=== Data for this exercise ===

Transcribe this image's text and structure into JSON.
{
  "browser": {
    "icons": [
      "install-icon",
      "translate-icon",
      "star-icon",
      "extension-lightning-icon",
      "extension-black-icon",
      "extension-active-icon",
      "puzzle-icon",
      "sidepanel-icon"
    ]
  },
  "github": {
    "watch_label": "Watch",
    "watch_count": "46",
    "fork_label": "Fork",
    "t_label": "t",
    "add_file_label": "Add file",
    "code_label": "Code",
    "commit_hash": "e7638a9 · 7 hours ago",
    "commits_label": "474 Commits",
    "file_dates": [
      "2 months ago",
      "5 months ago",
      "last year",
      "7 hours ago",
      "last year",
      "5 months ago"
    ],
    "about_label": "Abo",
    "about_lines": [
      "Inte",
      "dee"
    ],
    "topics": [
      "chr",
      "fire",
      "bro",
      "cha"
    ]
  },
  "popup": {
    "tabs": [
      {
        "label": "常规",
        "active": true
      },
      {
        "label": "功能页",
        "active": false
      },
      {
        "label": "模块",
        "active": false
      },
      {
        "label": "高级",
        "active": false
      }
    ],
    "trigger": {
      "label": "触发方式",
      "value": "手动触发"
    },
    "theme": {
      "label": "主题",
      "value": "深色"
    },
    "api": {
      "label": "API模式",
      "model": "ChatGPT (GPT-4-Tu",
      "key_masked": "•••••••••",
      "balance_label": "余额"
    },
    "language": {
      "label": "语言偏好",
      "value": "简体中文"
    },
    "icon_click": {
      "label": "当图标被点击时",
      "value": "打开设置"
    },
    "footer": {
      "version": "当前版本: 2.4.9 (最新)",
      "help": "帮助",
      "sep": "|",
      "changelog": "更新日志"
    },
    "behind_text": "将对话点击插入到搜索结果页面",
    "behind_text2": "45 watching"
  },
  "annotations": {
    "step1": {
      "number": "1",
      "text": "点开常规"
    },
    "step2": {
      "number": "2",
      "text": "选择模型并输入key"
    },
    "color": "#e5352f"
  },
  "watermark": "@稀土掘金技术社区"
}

===

Exercise: Report the number of lines in the entries above that include the word "hours" and add nothing to it.

Exercise result: 2